*Instruction:* Set the listing down again in full, word for word, with the pictures left out.

(Stored data)
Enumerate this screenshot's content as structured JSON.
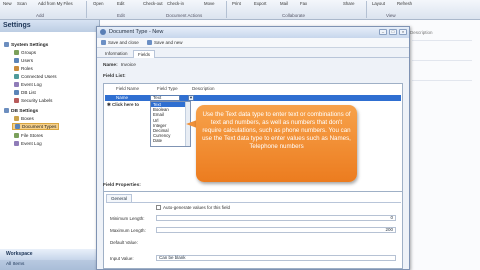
{
  "ribbon": {
    "buttons": [
      "New",
      "Scan",
      "Add from My Files",
      "Open",
      "Edit",
      "Check-out",
      "Check-in",
      "Move",
      "Print",
      "Export",
      "Mail",
      "Fax",
      "Share",
      "Layout",
      "Refresh"
    ],
    "groups": [
      "Add",
      "Edit",
      "Document Actions",
      "Collaborate",
      "View"
    ]
  },
  "sidebar": {
    "title": "Settings",
    "system_root": "System Settings",
    "system_items": [
      "Groups",
      "Users",
      "Roles",
      "Connected Users",
      "Event Log",
      "DB List",
      "Security Labels"
    ],
    "db_root": "DB Settings",
    "db_items": [
      "Boxes",
      "Document Types",
      "File Stores",
      "Event Log"
    ],
    "selected_index": 1,
    "workspace": "Workspace",
    "all_items": "All Items"
  },
  "background": {
    "header": "Description"
  },
  "dialog": {
    "title": "Document Type - New",
    "toolbar": {
      "save_close": "Save and close",
      "save_new": "Save and new"
    },
    "tabs": [
      "Information",
      "Fields"
    ],
    "active_tab": 1,
    "name_label": "Name:",
    "name_value": "Invoice",
    "field_list_label": "Field List:",
    "columns": [
      "Field Name",
      "Field Type",
      "Description"
    ],
    "selected_row": {
      "name": "Name",
      "type": "Text"
    },
    "new_row": "Click here to",
    "type_options": [
      "Text",
      "Boolean",
      "Email",
      "Url",
      "Integer",
      "Decimal",
      "Currency",
      "Date"
    ],
    "selected_option": 0,
    "field_props_label": "Field Properties:",
    "props_tab": "General",
    "props": {
      "auto_label": "Auto-generate values for this field",
      "min_label": "Minimum Length:",
      "min_value": "0",
      "max_label": "Maximum Length:",
      "max_value": "200",
      "default_label": "Default Value:",
      "input_label": "Input Value:",
      "input_value": "Can be blank"
    }
  },
  "callout": {
    "text": "Use the Text data type to enter text or combinations of text and numbers, as well as numbers that don't require calculations, such as phone numbers. You can use the Text data type to enter values such as Names, Telephone numbers"
  },
  "colors": {
    "accent": "#2f6fd1",
    "callout": "#f0913a",
    "selection": "#f5d08a"
  }
}
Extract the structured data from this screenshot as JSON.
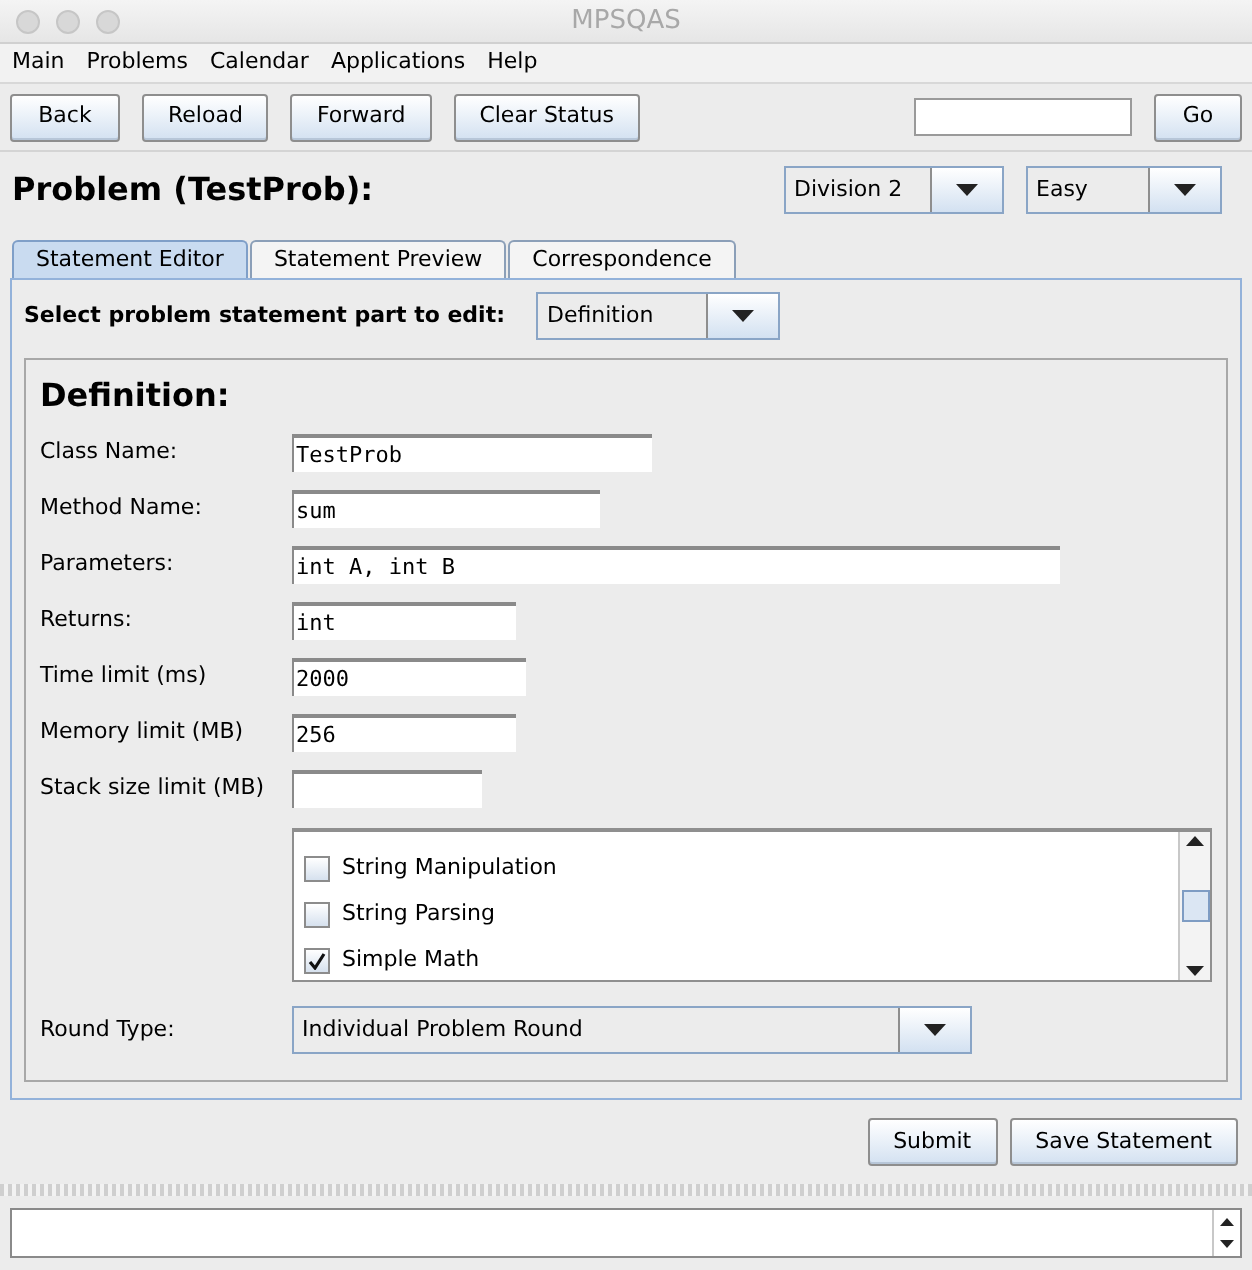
{
  "window": {
    "title": "MPSQAS"
  },
  "menu": [
    "Main",
    "Problems",
    "Calendar",
    "Applications",
    "Help"
  ],
  "toolbar": {
    "buttons": [
      "Back",
      "Reload",
      "Forward",
      "Clear Status"
    ],
    "go": "Go"
  },
  "header": {
    "title": "Problem (TestProb):",
    "division": "Division 2",
    "difficulty": "Easy"
  },
  "tabs": [
    {
      "label": "Statement Editor",
      "selected": true
    },
    {
      "label": "Statement Preview",
      "selected": false
    },
    {
      "label": "Correspondence",
      "selected": false
    }
  ],
  "part_selector": {
    "label": "Select problem statement part to edit:",
    "value": "Definition"
  },
  "definition": {
    "heading": "Definition:",
    "fields": [
      {
        "label": "Class Name:",
        "value": "TestProb"
      },
      {
        "label": "Method Name:",
        "value": "sum"
      },
      {
        "label": "Parameters:",
        "value": "int A, int B"
      },
      {
        "label": "Returns:",
        "value": "int"
      },
      {
        "label": "Time limit (ms)",
        "value": "2000"
      },
      {
        "label": "Memory limit (MB)",
        "value": "256"
      },
      {
        "label": "Stack size limit (MB)"
      }
    ],
    "categories": [
      {
        "label": "String Manipulation",
        "checked": false
      },
      {
        "label": "String Parsing",
        "checked": false
      },
      {
        "label": "Simple Math",
        "checked": true
      }
    ],
    "round_type": {
      "label": "Round Type:",
      "value": "Individual Problem Round"
    }
  },
  "actions": [
    "Submit",
    "Save Statement"
  ]
}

*Result of this exercise:*
Enumerate this screenshot's content as structured JSON.
{
  "ribbon": {
    "buttons": [
      "New",
      "Scan",
      "Add from My Files",
      "Open",
      "Edit",
      "Check-out",
      "Check-in",
      "Move",
      "Print",
      "Export",
      "Mail",
      "Fax",
      "Share",
      "Layout",
      "Refresh"
    ],
    "groups": [
      "Add",
      "Edit",
      "Document Actions",
      "Collaborate",
      "View"
    ]
  },
  "sidebar": {
    "title": "Settings",
    "system_root": "System Settings",
    "system_items": [
      "Groups",
      "Users",
      "Roles",
      "Connected Users",
      "Event Log",
      "DB List",
      "Security Labels"
    ],
    "db_root": "DB Settings",
    "db_items": [
      "Boxes",
      "Document Types",
      "File Stores",
      "Event Log"
    ],
    "selected_index": 1,
    "workspace": "Workspace",
    "all_items": "All Items"
  },
  "background": {
    "header": "Description"
  },
  "dialog": {
    "title": "Document Type - New",
    "toolbar": {
      "save_close": "Save and close",
      "save_new": "Save and new"
    },
    "tabs": [
      "Information",
      "Fields"
    ],
    "active_tab": 1,
    "name_label": "Name:",
    "name_value": "Invoice",
    "field_list_label": "Field List:",
    "columns": [
      "Field Name",
      "Field Type",
      "Description"
    ],
    "selected_row": {
      "name": "Name",
      "type": "Text"
    },
    "new_row": "Click here to",
    "type_options": [
      "Text",
      "Boolean",
      "Email",
      "Url",
      "Integer",
      "Decimal",
      "Currency",
      "Date"
    ],
    "selected_option": 0,
    "field_props_label": "Field Properties:",
    "props_tab": "General",
    "props": {
      "auto_label": "Auto-generate values for this field",
      "min_label": "Minimum Length:",
      "min_value": "0",
      "max_label": "Maximum Length:",
      "max_value": "200",
      "default_label": "Default Value:",
      "input_label": "Input Value:",
      "input_value": "Can be blank"
    }
  },
  "callout": {
    "text": "Use the Text data type to enter text or combinations of text and numbers, as well as numbers that don't require calculations, such as phone numbers. You can use the Text data type to enter values such as Names, Telephone numbers"
  },
  "colors": {
    "accent": "#2f6fd1",
    "callout": "#f0913a",
    "selection": "#f5d08a"
  }
}
Extract the structured data from this screenshot as JSON.
{
  "window": {
    "title": "MPSQAS"
  },
  "menu": [
    "Main",
    "Problems",
    "Calendar",
    "Applications",
    "Help"
  ],
  "toolbar": {
    "buttons": [
      "Back",
      "Reload",
      "Forward",
      "Clear Status"
    ],
    "go": "Go"
  },
  "header": {
    "title": "Problem (TestProb):",
    "division": "Division 2",
    "difficulty": "Easy"
  },
  "tabs": [
    {
      "label": "Statement Editor",
      "selected": true
    },
    {
      "label": "Statement Preview",
      "selected": false
    },
    {
      "label": "Correspondence",
      "selected": false
    }
  ],
  "part_selector": {
    "label": "Select problem statement part to edit:",
    "value": "Definition"
  },
  "definition": {
    "heading": "Definition:",
    "fields": [
      {
        "label": "Class Name:",
        "value": "TestProb"
      },
      {
        "label": "Method Name:",
        "value": "sum"
      },
      {
        "label": "Parameters:",
        "value": "int A, int B"
      },
      {
        "label": "Returns:",
        "value": "int"
      },
      {
        "label": "Time limit (ms)",
        "value": "2000"
      },
      {
        "label": "Memory limit (MB)",
        "value": "256"
      },
      {
        "label": "Stack size limit (MB)"
      }
    ],
    "categories": [
      {
        "label": "String Manipulation",
        "checked": false
      },
      {
        "label": "String Parsing",
        "checked": false
      },
      {
        "label": "Simple Math",
        "checked": true
      }
    ],
    "round_type": {
      "label": "Round Type:",
      "value": "Individual Problem Round"
    }
  },
  "actions": [
    "Submit",
    "Save Statement"
  ]
}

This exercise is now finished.